PROBLEM DETAILS
Reproduce the passage below about enforced virtue on campuses word for word, in full.
---- TEXT PASSAGE
He also writes trenchantly against a new liberal academic orthodoxy of enforced virtue. He shows how constructs like privilege, microaggression, ableism, safety, identity, and appropriation, that may have a legitimate place in social critique, have become part of a surveillance culture on campuses where fellow scholars of good will can find themselves facing universal denunciation for the smallest, often inadvertent speech infractions, enforcing, while the denouncers assert their political virtues. It creates a culture in which faculty fear to say what they think, and students are taught all the things against which they should take offense.

Boyers is concerned with how this shuts down real inquiry and discourse, and often does little, if anything, to advance real efforts toward justice and equity with persons of color, or of other identities that these enforced virtues are meant to protect. He also is concerned with the lack of real intellectual underpinnings to the slogans used in the denunciation of transgressions, using Susan Jacoby's phrase "junk thought." One example comes in his discussion of cultural appropriation. As with other matters in the book, he recognizes legitimate instances of appropriation but then shows how all writers, including writers of color appropriate. He challenges the idea that those who are not of a particular culture have no right to write about it and cites examples of those who do so with real sympathy, with the intent to honor and honestly present that culture and who get it right in the eyes of persons from that culture.
--------
---- GIVEN DATA
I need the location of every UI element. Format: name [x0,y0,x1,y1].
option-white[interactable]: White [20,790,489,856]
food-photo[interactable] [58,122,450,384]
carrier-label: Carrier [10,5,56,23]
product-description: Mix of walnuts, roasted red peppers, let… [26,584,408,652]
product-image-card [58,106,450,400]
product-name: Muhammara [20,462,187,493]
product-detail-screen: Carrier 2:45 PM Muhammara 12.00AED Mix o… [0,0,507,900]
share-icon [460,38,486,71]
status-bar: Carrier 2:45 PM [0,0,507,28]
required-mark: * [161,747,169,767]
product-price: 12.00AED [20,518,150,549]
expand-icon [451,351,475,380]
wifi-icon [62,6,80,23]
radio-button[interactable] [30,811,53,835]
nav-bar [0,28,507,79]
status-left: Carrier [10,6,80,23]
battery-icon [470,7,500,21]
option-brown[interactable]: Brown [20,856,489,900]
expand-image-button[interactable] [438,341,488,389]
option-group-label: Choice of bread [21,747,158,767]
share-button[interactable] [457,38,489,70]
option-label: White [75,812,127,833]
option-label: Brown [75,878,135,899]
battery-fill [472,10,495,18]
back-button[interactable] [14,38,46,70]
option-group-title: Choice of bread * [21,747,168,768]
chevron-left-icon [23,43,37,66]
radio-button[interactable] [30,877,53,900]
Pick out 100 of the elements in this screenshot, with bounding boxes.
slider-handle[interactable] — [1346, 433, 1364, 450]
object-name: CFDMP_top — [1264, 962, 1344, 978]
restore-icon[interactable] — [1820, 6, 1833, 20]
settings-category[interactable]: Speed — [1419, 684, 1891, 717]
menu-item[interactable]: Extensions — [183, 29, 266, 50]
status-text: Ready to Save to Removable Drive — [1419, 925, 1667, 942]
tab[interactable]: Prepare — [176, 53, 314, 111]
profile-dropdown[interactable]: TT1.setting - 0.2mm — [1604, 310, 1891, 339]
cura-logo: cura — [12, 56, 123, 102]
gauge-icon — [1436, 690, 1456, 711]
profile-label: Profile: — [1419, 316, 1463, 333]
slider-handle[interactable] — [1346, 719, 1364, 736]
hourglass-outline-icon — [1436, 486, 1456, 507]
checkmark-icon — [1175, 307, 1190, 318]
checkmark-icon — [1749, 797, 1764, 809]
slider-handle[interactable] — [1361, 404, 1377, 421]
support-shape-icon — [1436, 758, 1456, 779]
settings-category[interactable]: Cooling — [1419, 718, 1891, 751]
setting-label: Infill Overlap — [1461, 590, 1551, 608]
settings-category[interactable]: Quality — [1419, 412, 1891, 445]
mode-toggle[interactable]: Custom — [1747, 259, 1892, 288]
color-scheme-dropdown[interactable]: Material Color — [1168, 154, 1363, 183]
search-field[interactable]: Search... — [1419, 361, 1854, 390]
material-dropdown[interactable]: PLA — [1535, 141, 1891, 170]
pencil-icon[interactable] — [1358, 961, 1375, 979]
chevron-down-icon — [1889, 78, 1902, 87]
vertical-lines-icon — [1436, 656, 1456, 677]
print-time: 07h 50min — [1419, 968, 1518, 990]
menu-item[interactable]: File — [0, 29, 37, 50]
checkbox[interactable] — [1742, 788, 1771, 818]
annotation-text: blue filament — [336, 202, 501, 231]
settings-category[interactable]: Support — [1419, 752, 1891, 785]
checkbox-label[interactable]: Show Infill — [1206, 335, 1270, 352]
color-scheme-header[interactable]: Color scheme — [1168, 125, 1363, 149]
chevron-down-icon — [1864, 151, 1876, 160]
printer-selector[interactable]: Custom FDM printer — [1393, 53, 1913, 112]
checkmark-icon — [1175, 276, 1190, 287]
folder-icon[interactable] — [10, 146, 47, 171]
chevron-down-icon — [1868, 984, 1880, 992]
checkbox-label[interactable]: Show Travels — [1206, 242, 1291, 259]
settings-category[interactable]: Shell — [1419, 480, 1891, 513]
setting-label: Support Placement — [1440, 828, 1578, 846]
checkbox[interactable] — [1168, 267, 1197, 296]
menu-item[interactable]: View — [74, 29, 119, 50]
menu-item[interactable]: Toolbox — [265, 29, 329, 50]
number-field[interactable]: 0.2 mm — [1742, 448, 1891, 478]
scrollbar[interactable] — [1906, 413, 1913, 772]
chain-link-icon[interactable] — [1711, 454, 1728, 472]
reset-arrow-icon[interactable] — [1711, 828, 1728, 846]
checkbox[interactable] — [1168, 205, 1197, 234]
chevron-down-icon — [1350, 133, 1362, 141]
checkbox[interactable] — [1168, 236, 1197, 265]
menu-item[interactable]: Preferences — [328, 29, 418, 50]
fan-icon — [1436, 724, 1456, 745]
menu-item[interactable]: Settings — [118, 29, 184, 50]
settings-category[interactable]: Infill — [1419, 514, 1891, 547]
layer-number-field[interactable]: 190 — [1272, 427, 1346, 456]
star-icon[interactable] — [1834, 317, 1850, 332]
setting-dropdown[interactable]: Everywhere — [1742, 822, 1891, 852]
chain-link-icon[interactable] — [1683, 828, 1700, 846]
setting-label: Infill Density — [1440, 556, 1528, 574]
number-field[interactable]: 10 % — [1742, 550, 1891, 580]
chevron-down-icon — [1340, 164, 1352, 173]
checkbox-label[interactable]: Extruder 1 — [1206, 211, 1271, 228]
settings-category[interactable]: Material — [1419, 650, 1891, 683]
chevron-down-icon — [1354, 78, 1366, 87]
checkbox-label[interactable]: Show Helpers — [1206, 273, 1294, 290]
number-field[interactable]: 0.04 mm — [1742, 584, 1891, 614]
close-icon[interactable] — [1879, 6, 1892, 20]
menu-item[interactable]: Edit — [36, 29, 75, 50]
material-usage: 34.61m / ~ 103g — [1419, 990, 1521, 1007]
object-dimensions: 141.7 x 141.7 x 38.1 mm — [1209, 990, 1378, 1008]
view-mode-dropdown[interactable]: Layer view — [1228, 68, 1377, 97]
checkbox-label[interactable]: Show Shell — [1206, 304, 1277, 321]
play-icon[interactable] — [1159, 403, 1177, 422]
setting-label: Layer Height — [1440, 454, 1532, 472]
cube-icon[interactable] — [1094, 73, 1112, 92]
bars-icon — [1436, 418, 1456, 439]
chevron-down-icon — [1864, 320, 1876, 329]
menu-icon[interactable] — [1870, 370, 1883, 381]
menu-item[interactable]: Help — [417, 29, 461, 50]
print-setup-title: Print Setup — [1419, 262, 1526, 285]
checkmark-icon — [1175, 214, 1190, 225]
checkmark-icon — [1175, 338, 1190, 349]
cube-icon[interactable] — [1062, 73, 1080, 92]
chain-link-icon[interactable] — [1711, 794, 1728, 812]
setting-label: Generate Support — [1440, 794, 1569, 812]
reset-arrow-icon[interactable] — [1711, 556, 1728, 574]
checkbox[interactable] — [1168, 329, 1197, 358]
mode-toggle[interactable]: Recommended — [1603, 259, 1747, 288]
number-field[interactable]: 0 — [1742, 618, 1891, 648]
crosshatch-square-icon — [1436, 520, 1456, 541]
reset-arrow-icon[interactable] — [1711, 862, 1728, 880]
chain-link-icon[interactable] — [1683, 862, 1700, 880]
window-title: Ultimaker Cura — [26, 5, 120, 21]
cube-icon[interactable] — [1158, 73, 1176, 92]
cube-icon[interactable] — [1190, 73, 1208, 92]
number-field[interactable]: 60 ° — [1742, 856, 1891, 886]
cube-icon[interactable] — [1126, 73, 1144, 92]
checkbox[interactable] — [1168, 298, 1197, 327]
--------
WRITTEN ANSWER
He also writes trenchantly against a new liberal academic orthodoxy of enforced virtue. He shows how constructs like privilege, microaggression, ableism, safety, identity, and appropriation, that may have a legitimate place in social critique, have become part of a surveillance culture on campuses where fellow scholars of good will can find themselves facing universal denunciation for the smallest, often inadvertent speech infractions, enforcing, while the denouncers assert their political virtues. It creates a culture in which faculty fear to say what they think, and students are taught all the things against which they should take offense.

Boyers is concerned with how this shuts down real inquiry and discourse, and often does little, if anything, to advance real efforts toward justice and equity with persons of color, or of other identities that these enforced virtues are meant to protect. He also is concerned with the lack of real intellectual underpinnings to the slogans used in the denunciation of transgressions, using Susan Jacoby's phrase "junk thought." One example comes in his discussion of cultural appropriation. As with other matters in the book, he recognizes legitimate instances of appropriation but then shows how all writers, including writers of color appropriate. He challenges the idea that those who are not of a particular culture have no right to write about it and cites examples of those who do so with real sympathy, with the intent to honor and honestly present that culture and who get it right in the eyes of persons from that culture.